BEGIN Supplied data

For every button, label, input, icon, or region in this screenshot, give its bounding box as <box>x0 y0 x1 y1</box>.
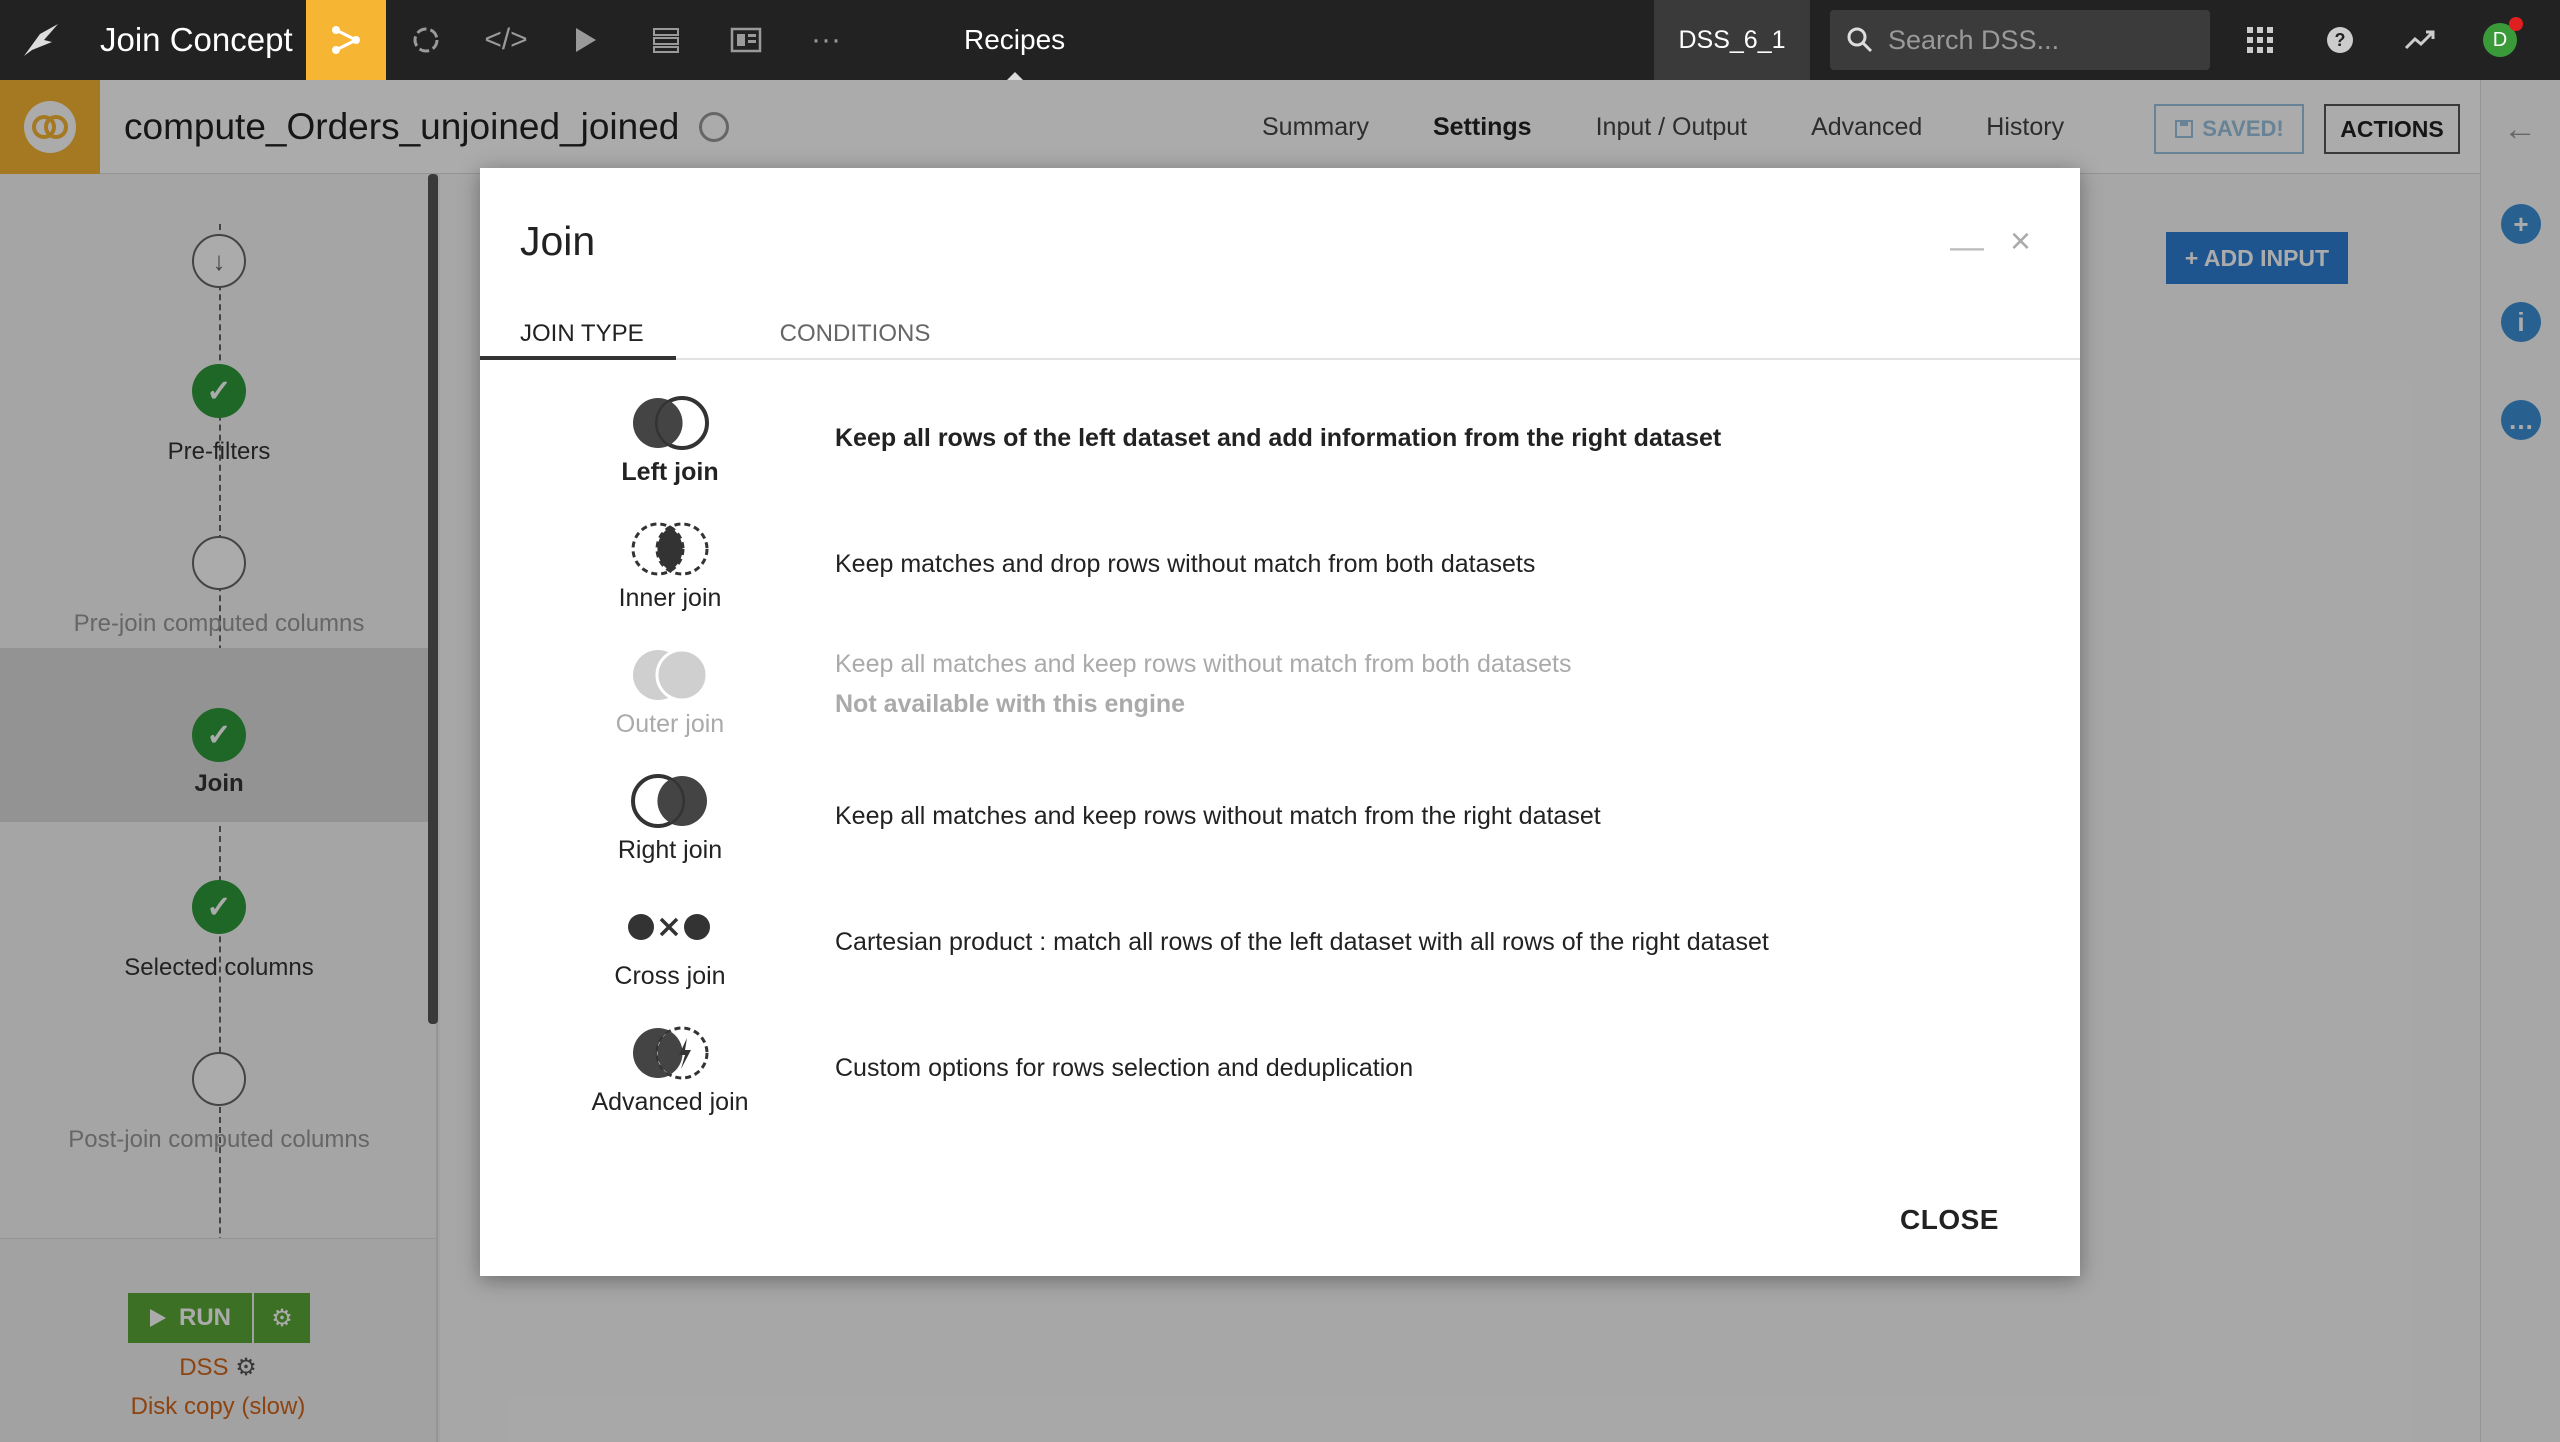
join-description: Custom options for rows selection and de… <box>835 1054 1414 1082</box>
join-option-cross[interactable]: Cross join Cartesian product : match all… <box>480 898 2080 1024</box>
cross-join-icon <box>628 914 710 940</box>
lab-icon[interactable] <box>386 0 466 80</box>
dss-logo-icon[interactable] <box>0 0 80 80</box>
user-avatar[interactable]: D <box>2460 0 2540 80</box>
top-navbar: Join Concept </> ··· Recipes DSS_6_1 ? D <box>0 0 2560 80</box>
outer-join-option: Outer join <box>590 646 750 739</box>
minimize-icon[interactable]: — <box>1950 228 1984 267</box>
join-option-left[interactable]: Left join Keep all rows of the left data… <box>480 394 2080 520</box>
notification-dot <box>2509 17 2523 31</box>
join-description: Keep all rows of the left dataset and ad… <box>835 424 1722 452</box>
right-join-option[interactable]: Right join <box>590 772 750 865</box>
more-icon[interactable]: ··· <box>786 0 866 80</box>
inner-join-option[interactable]: Inner join <box>590 520 750 613</box>
join-name: Right join <box>617 836 723 864</box>
left-join-option[interactable]: Left join <box>590 394 750 487</box>
section-title: Recipes <box>964 0 1065 80</box>
activity-trend-icon[interactable] <box>2380 0 2460 80</box>
svg-text:?: ? <box>2335 30 2346 50</box>
tab-join-type[interactable]: JOIN TYPE <box>480 314 676 360</box>
jobs-play-icon[interactable] <box>546 0 626 80</box>
join-modal: Join — × JOIN TYPE CONDITIONS Left join … <box>480 168 2080 1276</box>
join-name: Inner join <box>618 584 722 612</box>
join-description: Keep matches and drop rows without match… <box>835 550 1536 578</box>
join-option-inner[interactable]: Inner join Keep matches and drop rows wi… <box>480 520 2080 646</box>
cross-join-option[interactable]: Cross join <box>590 898 750 991</box>
code-icon[interactable]: </> <box>466 0 546 80</box>
dashboard-icon[interactable] <box>706 0 786 80</box>
join-description: Cartesian product : match all rows of th… <box>835 928 1769 956</box>
right-join-icon <box>631 774 707 828</box>
search-icon <box>1847 27 1873 53</box>
inner-join-icon <box>631 522 709 576</box>
join-name: Advanced join <box>591 1088 749 1116</box>
join-unavailable-note: Not available with this engine <box>835 690 1186 718</box>
join-option-outer: Outer join Keep all matches and keep row… <box>480 646 2080 772</box>
tab-conditions[interactable]: CONDITIONS <box>750 314 960 360</box>
modal-title: Join <box>520 218 596 264</box>
close-icon[interactable]: × <box>2010 220 2031 262</box>
left-join-icon <box>633 396 709 450</box>
join-name: Left join <box>621 458 719 486</box>
instance-label: DSS_6_1 <box>1654 0 1810 80</box>
modal-tabs: JOIN TYPE CONDITIONS <box>480 314 2080 360</box>
join-option-advanced[interactable]: Advanced join Custom options for rows se… <box>480 1024 2080 1150</box>
help-icon[interactable]: ? <box>2300 0 2380 80</box>
close-button[interactable]: CLOSE <box>1900 1204 1999 1236</box>
search-box[interactable] <box>1830 10 2210 70</box>
flow-icon[interactable] <box>306 0 386 80</box>
search-input[interactable] <box>1888 24 2188 56</box>
join-name: Outer join <box>615 710 725 738</box>
project-name[interactable]: Join Concept <box>80 21 306 59</box>
join-option-right[interactable]: Right join Keep all matches and keep row… <box>480 772 2080 898</box>
join-description: Keep all matches and keep rows without m… <box>835 802 1601 830</box>
wiki-icon[interactable] <box>626 0 706 80</box>
join-name: Cross join <box>614 962 726 990</box>
avatar-letter: D <box>2492 28 2508 51</box>
apps-grid-icon[interactable] <box>2220 0 2300 80</box>
advanced-join-icon <box>633 1026 709 1080</box>
outer-join-icon <box>633 648 709 702</box>
advanced-join-option[interactable]: Advanced join <box>590 1024 750 1117</box>
join-description: Keep all matches and keep rows without m… <box>835 650 1572 678</box>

END Supplied data

Copy out every one of the lines above word for word, but leave the pictures out of your copy.

For every button, label, input, icon, or region in this screenshot, give its bounding box as <box>x0 y0 x1 y1</box>.
join-description: Custom options for rows selection and de… <box>835 1054 1414 1082</box>
join-option-cross[interactable]: Cross join Cartesian product : match all… <box>480 898 2080 1024</box>
cross-join-icon <box>628 914 710 940</box>
lab-icon[interactable] <box>386 0 466 80</box>
dss-logo-icon[interactable] <box>0 0 80 80</box>
user-avatar[interactable]: D <box>2460 0 2540 80</box>
top-navbar: Join Concept </> ··· Recipes DSS_6_1 ? D <box>0 0 2560 80</box>
outer-join-option: Outer join <box>590 646 750 739</box>
minimize-icon[interactable]: — <box>1950 228 1984 267</box>
join-option-left[interactable]: Left join Keep all rows of the left data… <box>480 394 2080 520</box>
notification-dot <box>2509 17 2523 31</box>
join-description: Keep all rows of the left dataset and ad… <box>835 424 1722 452</box>
right-join-option[interactable]: Right join <box>590 772 750 865</box>
more-icon[interactable]: ··· <box>786 0 866 80</box>
inner-join-option[interactable]: Inner join <box>590 520 750 613</box>
join-name: Right join <box>617 836 723 864</box>
left-join-option[interactable]: Left join <box>590 394 750 487</box>
section-title: Recipes <box>964 0 1065 80</box>
activity-trend-icon[interactable] <box>2380 0 2460 80</box>
svg-text:?: ? <box>2335 30 2346 50</box>
tab-join-type[interactable]: JOIN TYPE <box>480 314 676 360</box>
jobs-play-icon[interactable] <box>546 0 626 80</box>
join-modal: Join — × JOIN TYPE CONDITIONS Left join … <box>480 168 2080 1276</box>
join-name: Inner join <box>618 584 722 612</box>
join-description: Keep matches and drop rows without match… <box>835 550 1536 578</box>
join-option-inner[interactable]: Inner join Keep matches and drop rows wi… <box>480 520 2080 646</box>
cross-join-option[interactable]: Cross join <box>590 898 750 991</box>
code-icon[interactable]: </> <box>466 0 546 80</box>
dashboard-icon[interactable] <box>706 0 786 80</box>
join-description: Cartesian product : match all rows of th… <box>835 928 1769 956</box>
right-join-icon <box>631 774 707 828</box>
search-icon <box>1847 27 1873 53</box>
inner-join-icon <box>631 522 709 576</box>
join-name: Advanced join <box>591 1088 749 1116</box>
join-unavailable-note: Not available with this engine <box>835 690 1186 718</box>
join-option-outer: Outer join Keep all matches and keep row… <box>480 646 2080 772</box>
tab-conditions[interactable]: CONDITIONS <box>750 314 960 360</box>
modal-title: Join <box>520 218 596 264</box>
close-icon[interactable]: × <box>2010 220 2031 262</box>
left-join-icon <box>633 396 709 450</box>
join-name: Left join <box>621 458 719 486</box>
instance-label: DSS_6_1 <box>1654 0 1810 80</box>
modal-tabs: JOIN TYPE CONDITIONS <box>480 314 2080 360</box>
join-option-advanced[interactable]: Advanced join Custom options for rows se… <box>480 1024 2080 1150</box>
help-icon[interactable]: ? <box>2300 0 2380 80</box>
close-button[interactable]: CLOSE <box>1900 1204 1999 1236</box>
search-box[interactable] <box>1830 10 2210 70</box>
flow-icon[interactable] <box>306 0 386 80</box>
search-input[interactable] <box>1888 24 2188 56</box>
join-name: Outer join <box>615 710 725 738</box>
project-name[interactable]: Join Concept <box>80 21 306 59</box>
join-option-right[interactable]: Right join Keep all matches and keep row… <box>480 772 2080 898</box>
join-description: Keep all matches and keep rows without m… <box>835 802 1601 830</box>
wiki-icon[interactable] <box>626 0 706 80</box>
join-name: Cross join <box>614 962 726 990</box>
avatar-letter: D <box>2492 28 2508 51</box>
apps-grid-icon[interactable] <box>2220 0 2300 80</box>
advanced-join-icon <box>633 1026 709 1080</box>
outer-join-icon <box>633 648 709 702</box>
advanced-join-option[interactable]: Advanced join <box>590 1024 750 1117</box>
join-description: Keep all matches and keep rows without m… <box>835 650 1572 678</box>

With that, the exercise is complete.